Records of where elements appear
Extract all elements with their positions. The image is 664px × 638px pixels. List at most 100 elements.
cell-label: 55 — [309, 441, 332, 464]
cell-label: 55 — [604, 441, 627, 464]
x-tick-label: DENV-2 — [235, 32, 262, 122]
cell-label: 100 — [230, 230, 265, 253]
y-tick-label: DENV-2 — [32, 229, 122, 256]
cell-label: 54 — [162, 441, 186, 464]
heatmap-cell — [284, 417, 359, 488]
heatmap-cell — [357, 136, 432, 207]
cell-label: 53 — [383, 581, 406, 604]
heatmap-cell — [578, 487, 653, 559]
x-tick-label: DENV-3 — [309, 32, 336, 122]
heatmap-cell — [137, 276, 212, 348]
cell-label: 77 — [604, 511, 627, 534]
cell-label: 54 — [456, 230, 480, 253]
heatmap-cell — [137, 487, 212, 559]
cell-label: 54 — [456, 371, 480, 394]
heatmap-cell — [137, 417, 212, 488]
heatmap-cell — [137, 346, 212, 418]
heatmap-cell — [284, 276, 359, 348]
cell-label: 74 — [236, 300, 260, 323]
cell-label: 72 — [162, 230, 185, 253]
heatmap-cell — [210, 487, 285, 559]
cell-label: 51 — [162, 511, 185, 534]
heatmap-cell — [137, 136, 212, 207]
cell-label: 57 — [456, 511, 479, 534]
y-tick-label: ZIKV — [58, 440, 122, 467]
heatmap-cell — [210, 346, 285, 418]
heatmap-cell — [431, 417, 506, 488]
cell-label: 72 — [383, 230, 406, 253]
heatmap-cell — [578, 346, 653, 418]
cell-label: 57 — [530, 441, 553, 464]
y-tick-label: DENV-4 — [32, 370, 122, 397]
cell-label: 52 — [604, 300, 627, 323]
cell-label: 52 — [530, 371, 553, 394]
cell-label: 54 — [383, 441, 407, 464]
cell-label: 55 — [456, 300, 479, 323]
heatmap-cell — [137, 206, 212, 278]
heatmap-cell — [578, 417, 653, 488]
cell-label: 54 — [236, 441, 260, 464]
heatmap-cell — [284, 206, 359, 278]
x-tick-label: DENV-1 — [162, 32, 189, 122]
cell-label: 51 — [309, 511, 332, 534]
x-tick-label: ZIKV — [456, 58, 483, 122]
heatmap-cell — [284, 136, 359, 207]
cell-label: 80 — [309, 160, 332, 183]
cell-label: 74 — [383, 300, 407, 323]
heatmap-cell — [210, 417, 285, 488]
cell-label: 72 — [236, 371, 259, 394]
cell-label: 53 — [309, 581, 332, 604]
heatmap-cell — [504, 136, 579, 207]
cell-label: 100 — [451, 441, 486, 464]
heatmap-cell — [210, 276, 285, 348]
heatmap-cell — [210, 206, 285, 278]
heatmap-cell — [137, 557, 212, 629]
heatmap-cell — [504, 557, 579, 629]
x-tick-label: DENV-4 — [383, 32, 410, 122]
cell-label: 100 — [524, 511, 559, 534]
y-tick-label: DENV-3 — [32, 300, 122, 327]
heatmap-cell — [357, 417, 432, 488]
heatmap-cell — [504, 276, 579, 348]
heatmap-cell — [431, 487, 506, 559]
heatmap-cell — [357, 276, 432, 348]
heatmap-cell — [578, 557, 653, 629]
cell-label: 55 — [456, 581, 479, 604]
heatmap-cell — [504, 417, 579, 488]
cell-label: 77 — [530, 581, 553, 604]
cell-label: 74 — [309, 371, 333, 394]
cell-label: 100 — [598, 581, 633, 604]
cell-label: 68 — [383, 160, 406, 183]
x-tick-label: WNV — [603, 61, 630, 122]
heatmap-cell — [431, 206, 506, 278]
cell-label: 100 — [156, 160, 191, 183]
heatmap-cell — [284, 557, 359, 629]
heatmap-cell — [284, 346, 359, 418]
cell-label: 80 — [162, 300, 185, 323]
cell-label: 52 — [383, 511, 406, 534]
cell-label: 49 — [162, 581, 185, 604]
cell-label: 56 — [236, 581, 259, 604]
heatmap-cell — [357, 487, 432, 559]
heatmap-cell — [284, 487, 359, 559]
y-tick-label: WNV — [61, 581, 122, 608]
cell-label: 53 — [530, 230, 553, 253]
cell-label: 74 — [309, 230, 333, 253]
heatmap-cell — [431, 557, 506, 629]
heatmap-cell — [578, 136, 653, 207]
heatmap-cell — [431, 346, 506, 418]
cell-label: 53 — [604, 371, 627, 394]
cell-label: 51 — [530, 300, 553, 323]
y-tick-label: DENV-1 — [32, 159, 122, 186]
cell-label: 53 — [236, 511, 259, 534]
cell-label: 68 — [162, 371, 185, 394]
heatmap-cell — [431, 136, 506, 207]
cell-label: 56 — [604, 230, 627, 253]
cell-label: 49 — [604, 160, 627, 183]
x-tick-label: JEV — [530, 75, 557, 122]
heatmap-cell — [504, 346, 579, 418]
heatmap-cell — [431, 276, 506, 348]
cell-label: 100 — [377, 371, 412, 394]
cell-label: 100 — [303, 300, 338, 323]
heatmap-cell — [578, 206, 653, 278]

● **YOUR INSTRUCTIONS**
Please present every line of the material above as a numbered list, leaving out any blank lines.

● **SOLUTION TO THIS TASK**
1. Extract all elements with their positions. The image is 664px × 638px pixels. List at most 100 elements.
2. cell-label: 55 — [309, 441, 332, 464]
3. cell-label: 55 — [604, 441, 627, 464]
4. x-tick-label: DENV-2 — [235, 32, 262, 122]
5. cell-label: 100 — [230, 230, 265, 253]
6. y-tick-label: DENV-2 — [32, 229, 122, 256]
7. cell-label: 54 — [162, 441, 186, 464]
8. heatmap-cell — [284, 417, 359, 488]
9. heatmap-cell — [357, 136, 432, 207]
10. cell-label: 53 — [383, 581, 406, 604]
11. heatmap-cell — [578, 487, 653, 559]
12. x-tick-label: DENV-3 — [309, 32, 336, 122]
13. heatmap-cell — [137, 276, 212, 348]
14. cell-label: 77 — [604, 511, 627, 534]
15. cell-label: 54 — [456, 230, 480, 253]
16. heatmap-cell — [137, 487, 212, 559]
17. cell-label: 54 — [456, 371, 480, 394]
18. heatmap-cell — [137, 417, 212, 488]
19. heatmap-cell — [137, 346, 212, 418]
20. heatmap-cell — [284, 276, 359, 348]
21. cell-label: 74 — [236, 300, 260, 323]
22. cell-label: 72 — [162, 230, 185, 253]
23. heatmap-cell — [210, 487, 285, 559]
24. cell-label: 51 — [162, 511, 185, 534]
25. heatmap-cell — [137, 136, 212, 207]
26. cell-label: 57 — [456, 511, 479, 534]
27. y-tick-label: ZIKV — [58, 440, 122, 467]
28. heatmap-cell — [210, 346, 285, 418]
29. heatmap-cell — [431, 417, 506, 488]
30. cell-label: 72 — [383, 230, 406, 253]
31. heatmap-cell — [578, 346, 653, 418]
32. cell-label: 57 — [530, 441, 553, 464]
33. y-tick-label: DENV-4 — [32, 370, 122, 397]
34. cell-label: 52 — [604, 300, 627, 323]
35. cell-label: 52 — [530, 371, 553, 394]
36. cell-label: 54 — [383, 441, 407, 464]
37. cell-label: 55 — [456, 300, 479, 323]
38. heatmap-cell — [137, 206, 212, 278]
39. heatmap-cell — [578, 417, 653, 488]
40. cell-label: 54 — [236, 441, 260, 464]
41. heatmap-cell — [284, 206, 359, 278]
42. x-tick-label: DENV-1 — [162, 32, 189, 122]
43. cell-label: 51 — [309, 511, 332, 534]
44. x-tick-label: ZIKV — [456, 58, 483, 122]
45. heatmap-cell — [284, 136, 359, 207]
46. cell-label: 80 — [309, 160, 332, 183]
47. cell-label: 74 — [383, 300, 407, 323]
48. heatmap-cell — [210, 417, 285, 488]
49. cell-label: 72 — [236, 371, 259, 394]
50. cell-label: 53 — [309, 581, 332, 604]
51. heatmap-cell — [504, 136, 579, 207]
52. cell-label: 100 — [451, 441, 486, 464]
53. heatmap-cell — [210, 276, 285, 348]
54. heatmap-cell — [210, 206, 285, 278]
55. heatmap-cell — [137, 557, 212, 629]
56. heatmap-cell — [504, 557, 579, 629]
57. x-tick-label: DENV-4 — [383, 32, 410, 122]
58. cell-label: 100 — [524, 511, 559, 534]
59. y-tick-label: DENV-3 — [32, 300, 122, 327]
60. heatmap-cell — [357, 417, 432, 488]
61. heatmap-cell — [504, 276, 579, 348]
62. heatmap-cell — [431, 487, 506, 559]
63. heatmap-cell — [357, 276, 432, 348]
64. heatmap-cell — [578, 557, 653, 629]
65. cell-label: 55 — [456, 581, 479, 604]
66. heatmap-cell — [504, 417, 579, 488]
67. cell-label: 77 — [530, 581, 553, 604]
68. cell-label: 74 — [309, 371, 333, 394]
69. cell-label: 100 — [598, 581, 633, 604]
70. cell-label: 68 — [383, 160, 406, 183]
71. x-tick-label: WNV — [603, 61, 630, 122]
72. heatmap-cell — [431, 206, 506, 278]
73. cell-label: 100 — [156, 160, 191, 183]
74. heatmap-cell — [284, 557, 359, 629]
75. heatmap-cell — [284, 346, 359, 418]
76. cell-label: 80 — [162, 300, 185, 323]
77. cell-label: 52 — [383, 511, 406, 534]
78. cell-label: 49 — [162, 581, 185, 604]
79. cell-label: 56 — [236, 581, 259, 604]
80. heatmap-cell — [357, 487, 432, 559]
81. heatmap-cell — [284, 487, 359, 559]
82. y-tick-label: WNV — [61, 581, 122, 608]
83. cell-label: 53 — [530, 230, 553, 253]
84. cell-label: 74 — [309, 230, 333, 253]
85. heatmap-cell — [431, 557, 506, 629]
86. heatmap-cell — [578, 136, 653, 207]
87. heatmap-cell — [431, 346, 506, 418]
88. cell-label: 53 — [604, 371, 627, 394]
89. cell-label: 51 — [530, 300, 553, 323]
90. y-tick-label: DENV-1 — [32, 159, 122, 186]
91. cell-label: 53 — [236, 511, 259, 534]
92. cell-label: 68 — [162, 371, 185, 394]
93. heatmap-cell — [431, 136, 506, 207]
94. cell-label: 56 — [604, 230, 627, 253]
95. cell-label: 49 — [604, 160, 627, 183]
96. x-tick-label: JEV — [530, 75, 557, 122]
97. heatmap-cell — [504, 346, 579, 418]
98. heatmap-cell — [431, 276, 506, 348]
99. cell-label: 100 — [377, 371, 412, 394]
100. cell-label: 100 — [303, 300, 338, 323]
101. heatmap-cell — [578, 206, 653, 278]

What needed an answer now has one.